**What is expected:** Retype the records below word for word and omit any image.

**Exercise material:**
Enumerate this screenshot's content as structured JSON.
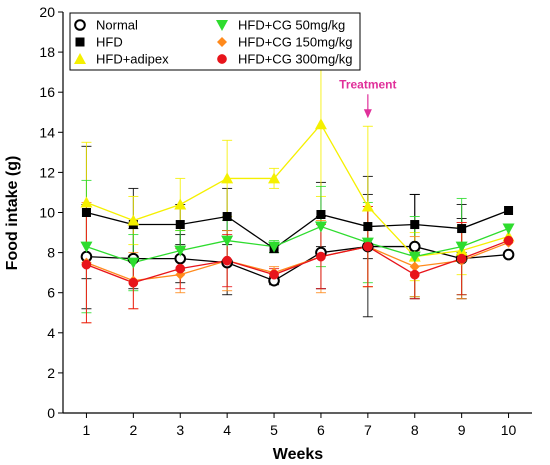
{
  "chart_data": {
    "type": "line",
    "xlabel": "Weeks",
    "ylabel": "Food intake (g)",
    "x": [
      1,
      2,
      3,
      4,
      5,
      6,
      7,
      8,
      9,
      10
    ],
    "x_ticks": [
      "1",
      "2",
      "3",
      "4",
      "5",
      "6",
      "7",
      "8",
      "9",
      "10"
    ],
    "ylim": [
      0,
      20
    ],
    "y_ticks": [
      "0",
      "2",
      "4",
      "6",
      "8",
      "10",
      "12",
      "14",
      "16",
      "18",
      "20"
    ],
    "grid": false,
    "legend_position": "top-left",
    "series": [
      {
        "name": "Normal",
        "color": "#000000",
        "marker": "open-circle",
        "values": [
          7.8,
          7.7,
          7.7,
          7.5,
          6.6,
          8.0,
          8.3,
          8.3,
          7.7,
          7.9
        ],
        "errors": [
          2.6,
          1.5,
          1.2,
          1.6,
          0.2,
          1.8,
          3.5,
          2.6,
          2.0,
          null
        ]
      },
      {
        "name": "HFD",
        "color": "#000000",
        "marker": "filled-square",
        "values": [
          10.0,
          9.4,
          9.4,
          9.8,
          8.2,
          9.9,
          9.3,
          9.4,
          9.2,
          10.1
        ],
        "errors": [
          3.3,
          1.8,
          1.0,
          1.4,
          0.2,
          1.6,
          1.6,
          1.5,
          1.2,
          null
        ]
      },
      {
        "name": "HFD+adipex",
        "color": "#f5f000",
        "marker": "triangle-up",
        "values": [
          10.5,
          9.6,
          10.4,
          11.7,
          11.7,
          14.4,
          10.3,
          7.8,
          8.1,
          8.8
        ],
        "errors": [
          3.0,
          1.2,
          1.3,
          1.9,
          0.5,
          3.6,
          4.0,
          1.2,
          1.2,
          null
        ]
      },
      {
        "name": "HFD+CG 50mg/kg",
        "color": "#2edc2e",
        "marker": "triangle-down",
        "values": [
          8.3,
          7.5,
          8.1,
          8.6,
          8.3,
          9.3,
          8.5,
          7.8,
          8.3,
          9.2
        ],
        "errors": [
          3.3,
          1.4,
          1.0,
          1.0,
          0.3,
          2.0,
          2.0,
          2.0,
          2.4,
          null
        ]
      },
      {
        "name": "HFD+CG 150mg/kg",
        "color": "#ff8a1c",
        "marker": "diamond",
        "values": [
          7.5,
          6.6,
          6.9,
          7.6,
          7.0,
          7.8,
          8.3,
          7.3,
          7.6,
          8.5
        ],
        "errors": [
          3.0,
          1.4,
          0.9,
          1.5,
          0.3,
          1.8,
          2.0,
          1.5,
          1.9,
          null
        ]
      },
      {
        "name": "HFD+CG 300mg/kg",
        "color": "#e8141b",
        "marker": "filled-circle",
        "values": [
          7.4,
          6.5,
          7.2,
          7.6,
          6.9,
          7.8,
          8.3,
          6.9,
          7.7,
          8.6
        ],
        "errors": [
          2.9,
          1.3,
          1.0,
          1.3,
          0.3,
          1.6,
          2.0,
          1.2,
          1.8,
          null
        ]
      }
    ],
    "annotation": {
      "text": "Treatment",
      "x": 7,
      "y": 14.7,
      "color": "#e0309a"
    }
  }
}
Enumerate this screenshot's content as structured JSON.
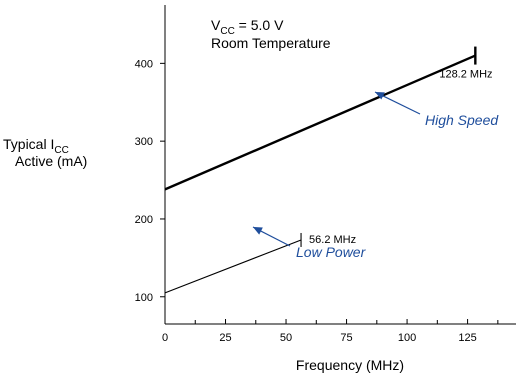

**Solution to this exercise:**
Enumerate this screenshot's content as structured JSON.
{
  "chart_data": {
    "type": "line",
    "xlabel": "Weeks",
    "ylabel": "Food intake (g)",
    "x": [
      1,
      2,
      3,
      4,
      5,
      6,
      7,
      8,
      9,
      10
    ],
    "x_ticks": [
      "1",
      "2",
      "3",
      "4",
      "5",
      "6",
      "7",
      "8",
      "9",
      "10"
    ],
    "ylim": [
      0,
      20
    ],
    "y_ticks": [
      "0",
      "2",
      "4",
      "6",
      "8",
      "10",
      "12",
      "14",
      "16",
      "18",
      "20"
    ],
    "grid": false,
    "legend_position": "top-left",
    "series": [
      {
        "name": "Normal",
        "color": "#000000",
        "marker": "open-circle",
        "values": [
          7.8,
          7.7,
          7.7,
          7.5,
          6.6,
          8.0,
          8.3,
          8.3,
          7.7,
          7.9
        ],
        "errors": [
          2.6,
          1.5,
          1.2,
          1.6,
          0.2,
          1.8,
          3.5,
          2.6,
          2.0,
          null
        ]
      },
      {
        "name": "HFD",
        "color": "#000000",
        "marker": "filled-square",
        "values": [
          10.0,
          9.4,
          9.4,
          9.8,
          8.2,
          9.9,
          9.3,
          9.4,
          9.2,
          10.1
        ],
        "errors": [
          3.3,
          1.8,
          1.0,
          1.4,
          0.2,
          1.6,
          1.6,
          1.5,
          1.2,
          null
        ]
      },
      {
        "name": "HFD+adipex",
        "color": "#f5f000",
        "marker": "triangle-up",
        "values": [
          10.5,
          9.6,
          10.4,
          11.7,
          11.7,
          14.4,
          10.3,
          7.8,
          8.1,
          8.8
        ],
        "errors": [
          3.0,
          1.2,
          1.3,
          1.9,
          0.5,
          3.6,
          4.0,
          1.2,
          1.2,
          null
        ]
      },
      {
        "name": "HFD+CG 50mg/kg",
        "color": "#2edc2e",
        "marker": "triangle-down",
        "values": [
          8.3,
          7.5,
          8.1,
          8.6,
          8.3,
          9.3,
          8.5,
          7.8,
          8.3,
          9.2
        ],
        "errors": [
          3.3,
          1.4,
          1.0,
          1.0,
          0.3,
          2.0,
          2.0,
          2.0,
          2.4,
          null
        ]
      },
      {
        "name": "HFD+CG 150mg/kg",
        "color": "#ff8a1c",
        "marker": "diamond",
        "values": [
          7.5,
          6.6,
          6.9,
          7.6,
          7.0,
          7.8,
          8.3,
          7.3,
          7.6,
          8.5
        ],
        "errors": [
          3.0,
          1.4,
          0.9,
          1.5,
          0.3,
          1.8,
          2.0,
          1.5,
          1.9,
          null
        ]
      },
      {
        "name": "HFD+CG 300mg/kg",
        "color": "#e8141b",
        "marker": "filled-circle",
        "values": [
          7.4,
          6.5,
          7.2,
          7.6,
          6.9,
          7.8,
          8.3,
          6.9,
          7.7,
          8.6
        ],
        "errors": [
          2.9,
          1.3,
          1.0,
          1.3,
          0.3,
          1.6,
          2.0,
          1.2,
          1.8,
          null
        ]
      }
    ],
    "annotation": {
      "text": "Treatment",
      "x": 7,
      "y": 14.7,
      "color": "#e0309a"
    }
  }
}
Enumerate this screenshot's content as structured JSON.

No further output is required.